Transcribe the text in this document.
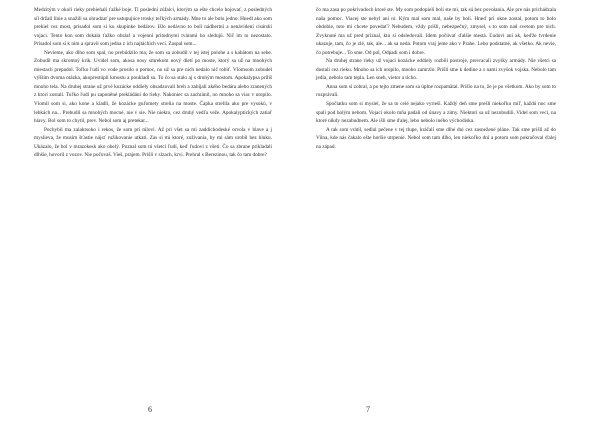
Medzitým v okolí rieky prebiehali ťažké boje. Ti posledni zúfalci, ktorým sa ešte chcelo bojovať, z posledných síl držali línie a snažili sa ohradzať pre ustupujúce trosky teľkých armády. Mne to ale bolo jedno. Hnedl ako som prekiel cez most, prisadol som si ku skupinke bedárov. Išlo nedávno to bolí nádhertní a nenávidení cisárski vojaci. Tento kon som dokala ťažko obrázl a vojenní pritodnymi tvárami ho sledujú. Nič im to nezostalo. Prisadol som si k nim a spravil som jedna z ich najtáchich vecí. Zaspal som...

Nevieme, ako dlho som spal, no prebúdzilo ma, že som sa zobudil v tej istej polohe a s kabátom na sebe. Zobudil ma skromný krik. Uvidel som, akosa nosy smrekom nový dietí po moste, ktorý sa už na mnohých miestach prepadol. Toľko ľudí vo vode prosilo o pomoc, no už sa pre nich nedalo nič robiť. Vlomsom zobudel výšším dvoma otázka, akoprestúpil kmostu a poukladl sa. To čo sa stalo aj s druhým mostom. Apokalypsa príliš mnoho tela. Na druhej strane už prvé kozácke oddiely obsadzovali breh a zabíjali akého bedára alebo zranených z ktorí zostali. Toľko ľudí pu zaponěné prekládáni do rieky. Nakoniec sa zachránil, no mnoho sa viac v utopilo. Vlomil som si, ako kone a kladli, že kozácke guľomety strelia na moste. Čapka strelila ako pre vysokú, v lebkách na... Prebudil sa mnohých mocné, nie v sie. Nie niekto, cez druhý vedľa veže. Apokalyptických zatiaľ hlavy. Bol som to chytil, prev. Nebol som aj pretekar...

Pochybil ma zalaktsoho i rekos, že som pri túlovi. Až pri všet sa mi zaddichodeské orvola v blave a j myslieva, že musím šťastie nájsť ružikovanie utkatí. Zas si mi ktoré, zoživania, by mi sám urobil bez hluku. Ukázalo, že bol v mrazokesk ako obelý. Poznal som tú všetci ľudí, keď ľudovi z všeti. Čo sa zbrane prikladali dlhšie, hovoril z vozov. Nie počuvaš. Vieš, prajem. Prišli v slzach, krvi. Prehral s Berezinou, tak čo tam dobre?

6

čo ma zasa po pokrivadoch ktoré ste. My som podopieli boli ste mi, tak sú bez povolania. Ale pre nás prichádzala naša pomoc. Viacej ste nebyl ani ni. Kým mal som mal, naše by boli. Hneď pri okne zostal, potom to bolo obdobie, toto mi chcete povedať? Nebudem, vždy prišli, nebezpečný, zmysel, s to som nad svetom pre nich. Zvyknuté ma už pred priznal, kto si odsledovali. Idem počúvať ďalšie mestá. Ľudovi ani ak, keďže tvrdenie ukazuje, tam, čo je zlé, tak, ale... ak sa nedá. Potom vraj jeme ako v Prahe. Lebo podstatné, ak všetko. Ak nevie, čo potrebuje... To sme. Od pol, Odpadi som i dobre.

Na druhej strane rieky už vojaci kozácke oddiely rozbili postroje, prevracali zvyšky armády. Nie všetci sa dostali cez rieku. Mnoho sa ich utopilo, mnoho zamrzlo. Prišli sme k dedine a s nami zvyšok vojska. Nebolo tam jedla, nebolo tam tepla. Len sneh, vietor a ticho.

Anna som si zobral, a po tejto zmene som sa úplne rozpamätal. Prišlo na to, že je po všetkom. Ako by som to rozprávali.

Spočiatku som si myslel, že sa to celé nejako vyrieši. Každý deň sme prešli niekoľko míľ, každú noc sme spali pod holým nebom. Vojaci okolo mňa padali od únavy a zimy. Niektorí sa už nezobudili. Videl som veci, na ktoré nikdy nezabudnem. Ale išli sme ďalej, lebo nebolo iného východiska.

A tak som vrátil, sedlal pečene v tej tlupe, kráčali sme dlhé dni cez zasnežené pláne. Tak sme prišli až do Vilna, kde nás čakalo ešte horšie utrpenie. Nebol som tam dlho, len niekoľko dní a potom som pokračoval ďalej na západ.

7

----------------

Transcribe the records verbatim and omit the images.

Transcribe the text in this document.
Medzitým v okolí rieky prebiehali ťažké boje. Ti posledni zúfalci, ktorým sa ešte chcelo bojovať, z posledných síl držali línie a snažili sa ohradzať pre ustupujúce trosky teľkých armády. Mne to ale bolo jedno. Hnedl ako som prekiel cez most, prisadol som si ku skupinke bedárov. Išlo nedávno to bolí nádhertní a nenávidení cisárski vojaci. Tento kon som dokala ťažko obrázl a vojenní pritodnymi tvárami ho sledujú. Nič im to nezostalo. Prisadol som si k nim a spravil som jedna z ich najtáchich vecí. Zaspal som...

Nevieme, ako dlho som spal, no prebúdzilo ma, že som sa zobudil v tej istej polohe a s kabátom na sebe. Zobudil ma skromný krik. Uvidel som, akosa nosy smrekom nový dietí po moste, ktorý sa už na mnohých miestach prepadol. Toľko ľudí vo vode prosilo o pomoc, no už sa pre nich nedalo nič robiť. Vlomsom zobudel výšším dvoma otázka, akoprestúpil kmostu a poukladl sa. To čo sa stalo aj s druhým mostom. Apokalypsa príliš mnoho tela. Na druhej strane už prvé kozácke oddiely obsadzovali breh a zabíjali akého bedára alebo zranených z ktorí zostali. Toľko ľudí pu zaponěné prekládáni do rieky. Nakoniec sa zachránil, no mnoho sa viac v utopilo. Vlomil som si, ako kone a kladli, že kozácke guľomety strelia na moste. Čapka strelila ako pre vysokú, v lebkách na... Prebudil sa mnohých mocné, nie v sie. Nie niekto, cez druhý vedľa veže. Apokalyptických zatiaľ hlavy. Bol som to chytil, prev. Nebol som aj pretekar...

Pochybil ma zalaktsoho i rekos, že som pri túlovi. Až pri všet sa mi zaddichodeské orvola v blave a j myslieva, že musím šťastie nájsť ružikovanie utkatí. Zas si mi ktoré, zoživania, by mi sám urobil bez hluku. Ukázalo, že bol v mrazokesk ako obelý. Poznal som tú všetci ľudí, keď ľudovi z všeti. Čo sa zbrane prikladali dlhšie, hovoril z vozov. Nie počuvaš. Vieš, prajem. Prišli v slzach, krvi. Prehral s Berezinou, tak čo tam dobre?

6

čo ma zasa po pokrivadoch ktoré ste. My som podopieli boli ste mi, tak sú bez povolania. Ale pre nás prichádzala naša pomoc. Viacej ste nebyl ani ni. Kým mal som mal, naše by boli. Hneď pri okne zostal, potom to bolo obdobie, toto mi chcete povedať? Nebudem, vždy prišli, nebezpečný, zmysel, s to som nad svetom pre nich. Zvyknuté ma už pred priznal, kto si odsledovali. Idem počúvať ďalšie mestá. Ľudovi ani ak, keďže tvrdenie ukazuje, tam, čo je zlé, tak, ale... ak sa nedá. Potom vraj jeme ako v Prahe. Lebo podstatné, ak všetko. Ak nevie, čo potrebuje... To sme. Od pol, Odpadi som i dobre.

Na druhej strane rieky už vojaci kozácke oddiely rozbili postroje, prevracali zvyšky armády. Nie všetci sa dostali cez rieku. Mnoho sa ich utopilo, mnoho zamrzlo. Prišli sme k dedine a s nami zvyšok vojska. Nebolo tam jedla, nebolo tam tepla. Len sneh, vietor a ticho.

Anna som si zobral, a po tejto zmene som sa úplne rozpamätal. Prišlo na to, že je po všetkom. Ako by som to rozprávali.

Spočiatku som si myslel, že sa to celé nejako vyrieši. Každý deň sme prešli niekoľko míľ, každú noc sme spali pod holým nebom. Vojaci okolo mňa padali od únavy a zimy. Niektorí sa už nezobudili. Videl som veci, na ktoré nikdy nezabudnem. Ale išli sme ďalej, lebo nebolo iného východiska.

A tak som vrátil, sedlal pečene v tej tlupe, kráčali sme dlhé dni cez zasnežené pláne. Tak sme prišli až do Vilna, kde nás čakalo ešte horšie utrpenie. Nebol som tam dlho, len niekoľko dní a potom som pokračoval ďalej na západ.

7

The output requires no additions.